AIM OF THE TASK:
Scan the listing below. Report each line that includes "such".
^^^^^^^^
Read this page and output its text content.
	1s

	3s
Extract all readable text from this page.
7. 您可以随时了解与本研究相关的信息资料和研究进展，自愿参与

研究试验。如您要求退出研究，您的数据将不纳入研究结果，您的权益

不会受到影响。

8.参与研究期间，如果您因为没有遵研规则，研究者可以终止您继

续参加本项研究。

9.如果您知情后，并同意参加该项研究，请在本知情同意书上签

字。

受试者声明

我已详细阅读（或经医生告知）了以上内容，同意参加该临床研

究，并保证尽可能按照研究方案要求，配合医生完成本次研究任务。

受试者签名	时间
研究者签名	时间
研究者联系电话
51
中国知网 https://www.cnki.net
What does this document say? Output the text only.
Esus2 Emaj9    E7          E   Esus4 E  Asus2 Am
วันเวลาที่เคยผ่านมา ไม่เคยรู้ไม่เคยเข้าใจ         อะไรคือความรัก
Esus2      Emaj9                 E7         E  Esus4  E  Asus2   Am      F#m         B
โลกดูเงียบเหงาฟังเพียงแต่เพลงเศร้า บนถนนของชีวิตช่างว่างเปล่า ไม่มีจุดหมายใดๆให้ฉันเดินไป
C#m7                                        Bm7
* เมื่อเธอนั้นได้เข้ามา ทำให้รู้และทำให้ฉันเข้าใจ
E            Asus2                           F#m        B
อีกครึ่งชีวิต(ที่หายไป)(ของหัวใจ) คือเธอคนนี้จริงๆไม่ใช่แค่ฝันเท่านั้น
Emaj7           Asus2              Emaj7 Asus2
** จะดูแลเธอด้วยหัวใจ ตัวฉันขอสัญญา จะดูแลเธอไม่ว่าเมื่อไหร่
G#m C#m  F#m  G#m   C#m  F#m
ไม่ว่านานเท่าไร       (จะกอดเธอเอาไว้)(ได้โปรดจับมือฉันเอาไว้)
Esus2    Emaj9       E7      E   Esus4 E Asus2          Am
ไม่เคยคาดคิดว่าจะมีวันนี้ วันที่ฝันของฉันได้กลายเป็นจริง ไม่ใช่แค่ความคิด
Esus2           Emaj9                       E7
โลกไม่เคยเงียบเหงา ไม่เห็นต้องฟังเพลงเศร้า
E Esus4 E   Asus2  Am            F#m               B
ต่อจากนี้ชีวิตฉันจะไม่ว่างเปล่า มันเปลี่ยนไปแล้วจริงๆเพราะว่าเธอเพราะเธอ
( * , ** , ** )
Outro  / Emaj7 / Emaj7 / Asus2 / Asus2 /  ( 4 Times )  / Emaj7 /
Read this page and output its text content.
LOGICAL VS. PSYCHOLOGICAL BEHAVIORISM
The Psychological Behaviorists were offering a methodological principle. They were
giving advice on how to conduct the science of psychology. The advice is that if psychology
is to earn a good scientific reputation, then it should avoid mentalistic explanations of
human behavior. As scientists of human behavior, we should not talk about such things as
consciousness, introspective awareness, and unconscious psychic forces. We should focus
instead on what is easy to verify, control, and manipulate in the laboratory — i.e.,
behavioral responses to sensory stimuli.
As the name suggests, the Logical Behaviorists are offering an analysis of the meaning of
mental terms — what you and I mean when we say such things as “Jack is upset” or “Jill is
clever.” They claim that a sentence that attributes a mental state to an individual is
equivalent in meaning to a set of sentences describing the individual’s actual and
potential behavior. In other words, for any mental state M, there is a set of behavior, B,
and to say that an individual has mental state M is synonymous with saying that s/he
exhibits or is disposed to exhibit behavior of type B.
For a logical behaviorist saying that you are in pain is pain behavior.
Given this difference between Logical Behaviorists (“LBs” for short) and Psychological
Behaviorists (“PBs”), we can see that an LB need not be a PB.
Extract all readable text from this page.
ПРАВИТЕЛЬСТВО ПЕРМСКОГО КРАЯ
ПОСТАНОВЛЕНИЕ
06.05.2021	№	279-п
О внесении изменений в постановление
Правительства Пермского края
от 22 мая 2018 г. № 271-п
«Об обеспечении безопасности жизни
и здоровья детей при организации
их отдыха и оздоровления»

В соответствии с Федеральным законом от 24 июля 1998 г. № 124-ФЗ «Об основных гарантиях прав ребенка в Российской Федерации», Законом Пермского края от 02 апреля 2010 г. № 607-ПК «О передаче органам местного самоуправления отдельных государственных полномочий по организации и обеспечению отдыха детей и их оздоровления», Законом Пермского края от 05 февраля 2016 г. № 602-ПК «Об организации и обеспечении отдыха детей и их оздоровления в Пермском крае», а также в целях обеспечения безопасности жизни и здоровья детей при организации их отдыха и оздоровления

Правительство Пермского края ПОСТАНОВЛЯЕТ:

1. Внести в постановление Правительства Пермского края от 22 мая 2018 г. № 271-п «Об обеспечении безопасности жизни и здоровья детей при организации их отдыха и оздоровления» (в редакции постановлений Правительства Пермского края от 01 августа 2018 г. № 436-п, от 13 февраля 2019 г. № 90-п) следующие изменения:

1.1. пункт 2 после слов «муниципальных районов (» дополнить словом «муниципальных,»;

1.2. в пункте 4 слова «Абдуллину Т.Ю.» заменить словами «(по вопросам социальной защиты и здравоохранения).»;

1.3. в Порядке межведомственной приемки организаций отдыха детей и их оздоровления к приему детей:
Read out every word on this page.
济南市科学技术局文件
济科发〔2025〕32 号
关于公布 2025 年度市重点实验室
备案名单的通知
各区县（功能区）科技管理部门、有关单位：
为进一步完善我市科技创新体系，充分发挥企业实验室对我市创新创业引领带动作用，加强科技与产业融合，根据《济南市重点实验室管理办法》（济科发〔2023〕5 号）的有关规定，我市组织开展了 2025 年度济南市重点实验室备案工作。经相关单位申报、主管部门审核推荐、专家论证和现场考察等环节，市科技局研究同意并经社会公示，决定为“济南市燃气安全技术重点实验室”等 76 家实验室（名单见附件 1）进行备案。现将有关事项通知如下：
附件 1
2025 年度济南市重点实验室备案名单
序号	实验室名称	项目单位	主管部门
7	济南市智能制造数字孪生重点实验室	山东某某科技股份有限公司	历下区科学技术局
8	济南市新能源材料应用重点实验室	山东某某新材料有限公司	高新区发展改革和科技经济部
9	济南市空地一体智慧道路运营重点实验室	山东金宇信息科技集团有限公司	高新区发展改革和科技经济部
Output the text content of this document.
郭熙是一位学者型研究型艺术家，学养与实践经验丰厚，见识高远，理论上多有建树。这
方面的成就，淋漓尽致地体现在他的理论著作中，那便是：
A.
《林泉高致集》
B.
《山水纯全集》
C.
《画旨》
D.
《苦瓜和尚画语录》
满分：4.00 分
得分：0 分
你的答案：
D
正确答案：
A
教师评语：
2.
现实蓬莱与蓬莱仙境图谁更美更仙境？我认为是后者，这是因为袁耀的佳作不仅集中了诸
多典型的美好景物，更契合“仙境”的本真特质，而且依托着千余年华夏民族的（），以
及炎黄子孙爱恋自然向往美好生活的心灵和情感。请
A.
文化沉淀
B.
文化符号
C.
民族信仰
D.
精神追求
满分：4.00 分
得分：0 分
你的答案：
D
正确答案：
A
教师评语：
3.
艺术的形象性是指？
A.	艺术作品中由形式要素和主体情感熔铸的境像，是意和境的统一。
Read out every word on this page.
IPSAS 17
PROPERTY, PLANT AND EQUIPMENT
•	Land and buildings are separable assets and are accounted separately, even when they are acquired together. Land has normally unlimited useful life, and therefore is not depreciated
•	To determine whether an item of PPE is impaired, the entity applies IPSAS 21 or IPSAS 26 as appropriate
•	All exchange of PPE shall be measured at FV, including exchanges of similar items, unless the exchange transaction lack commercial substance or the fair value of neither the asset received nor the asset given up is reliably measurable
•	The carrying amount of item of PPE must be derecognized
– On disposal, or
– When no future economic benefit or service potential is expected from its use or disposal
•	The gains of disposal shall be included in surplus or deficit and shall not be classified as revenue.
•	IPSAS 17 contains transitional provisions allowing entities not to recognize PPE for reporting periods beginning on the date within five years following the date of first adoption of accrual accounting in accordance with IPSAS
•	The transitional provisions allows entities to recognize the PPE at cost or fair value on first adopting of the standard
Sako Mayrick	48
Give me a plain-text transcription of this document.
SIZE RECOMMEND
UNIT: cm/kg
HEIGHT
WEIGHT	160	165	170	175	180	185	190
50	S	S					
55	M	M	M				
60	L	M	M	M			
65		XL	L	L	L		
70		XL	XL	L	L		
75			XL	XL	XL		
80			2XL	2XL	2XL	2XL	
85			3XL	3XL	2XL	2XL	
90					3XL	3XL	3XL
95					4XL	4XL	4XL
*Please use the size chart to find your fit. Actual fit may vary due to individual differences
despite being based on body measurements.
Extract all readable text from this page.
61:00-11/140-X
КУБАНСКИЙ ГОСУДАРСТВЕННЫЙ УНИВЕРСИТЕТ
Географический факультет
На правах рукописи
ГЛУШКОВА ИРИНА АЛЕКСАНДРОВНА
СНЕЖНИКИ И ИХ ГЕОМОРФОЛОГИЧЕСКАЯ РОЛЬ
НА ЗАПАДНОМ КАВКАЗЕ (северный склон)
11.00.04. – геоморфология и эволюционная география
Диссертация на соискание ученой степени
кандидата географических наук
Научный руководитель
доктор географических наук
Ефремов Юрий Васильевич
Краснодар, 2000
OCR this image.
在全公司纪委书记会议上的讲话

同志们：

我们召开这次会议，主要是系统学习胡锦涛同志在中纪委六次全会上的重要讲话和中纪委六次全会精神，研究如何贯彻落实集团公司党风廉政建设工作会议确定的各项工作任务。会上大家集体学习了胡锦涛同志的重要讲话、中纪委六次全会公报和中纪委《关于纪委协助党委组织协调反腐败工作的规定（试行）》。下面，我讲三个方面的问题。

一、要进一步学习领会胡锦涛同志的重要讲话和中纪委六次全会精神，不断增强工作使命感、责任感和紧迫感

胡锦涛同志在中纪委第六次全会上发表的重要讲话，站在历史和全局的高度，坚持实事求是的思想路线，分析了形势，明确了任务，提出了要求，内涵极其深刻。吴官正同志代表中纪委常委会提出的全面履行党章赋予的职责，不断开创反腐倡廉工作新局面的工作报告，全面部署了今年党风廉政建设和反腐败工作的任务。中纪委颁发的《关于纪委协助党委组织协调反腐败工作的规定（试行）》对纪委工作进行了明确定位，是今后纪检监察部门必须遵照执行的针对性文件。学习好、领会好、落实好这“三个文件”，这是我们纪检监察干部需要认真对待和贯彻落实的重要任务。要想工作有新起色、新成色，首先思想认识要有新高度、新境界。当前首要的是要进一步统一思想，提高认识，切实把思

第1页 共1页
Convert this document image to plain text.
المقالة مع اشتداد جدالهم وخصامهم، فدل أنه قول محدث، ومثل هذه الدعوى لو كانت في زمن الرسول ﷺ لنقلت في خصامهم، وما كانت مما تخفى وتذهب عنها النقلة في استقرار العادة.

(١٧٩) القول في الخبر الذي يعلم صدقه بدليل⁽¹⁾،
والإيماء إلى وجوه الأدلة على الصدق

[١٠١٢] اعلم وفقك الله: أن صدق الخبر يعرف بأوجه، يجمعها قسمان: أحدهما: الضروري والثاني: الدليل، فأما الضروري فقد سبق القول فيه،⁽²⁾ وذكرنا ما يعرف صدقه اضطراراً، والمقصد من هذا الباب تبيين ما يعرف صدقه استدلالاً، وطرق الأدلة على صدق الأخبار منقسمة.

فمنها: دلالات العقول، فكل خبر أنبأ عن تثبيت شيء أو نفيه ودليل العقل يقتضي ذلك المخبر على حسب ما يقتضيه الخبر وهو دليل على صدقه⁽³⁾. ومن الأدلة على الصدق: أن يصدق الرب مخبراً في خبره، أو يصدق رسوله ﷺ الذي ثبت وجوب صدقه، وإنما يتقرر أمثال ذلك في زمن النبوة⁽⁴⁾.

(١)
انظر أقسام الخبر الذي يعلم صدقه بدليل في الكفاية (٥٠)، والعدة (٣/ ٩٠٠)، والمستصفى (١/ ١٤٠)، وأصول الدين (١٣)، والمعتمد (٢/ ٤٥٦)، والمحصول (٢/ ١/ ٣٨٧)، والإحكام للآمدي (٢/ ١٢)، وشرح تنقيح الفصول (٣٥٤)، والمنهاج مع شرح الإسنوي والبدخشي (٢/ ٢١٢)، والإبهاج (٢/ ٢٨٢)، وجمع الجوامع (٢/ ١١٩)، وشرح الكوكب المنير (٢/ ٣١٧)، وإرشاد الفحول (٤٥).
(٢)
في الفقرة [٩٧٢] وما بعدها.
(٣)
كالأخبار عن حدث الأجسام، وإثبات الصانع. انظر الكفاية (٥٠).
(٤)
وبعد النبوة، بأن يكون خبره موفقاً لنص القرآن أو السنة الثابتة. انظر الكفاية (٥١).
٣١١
^^^^^^^^
ANSWER FOR THE TASK:
human behavior. As scientists of human behavior, we should not talk about such things as
mental terms — what you and I mean when we say such things as “Jack is upset” or “Jill is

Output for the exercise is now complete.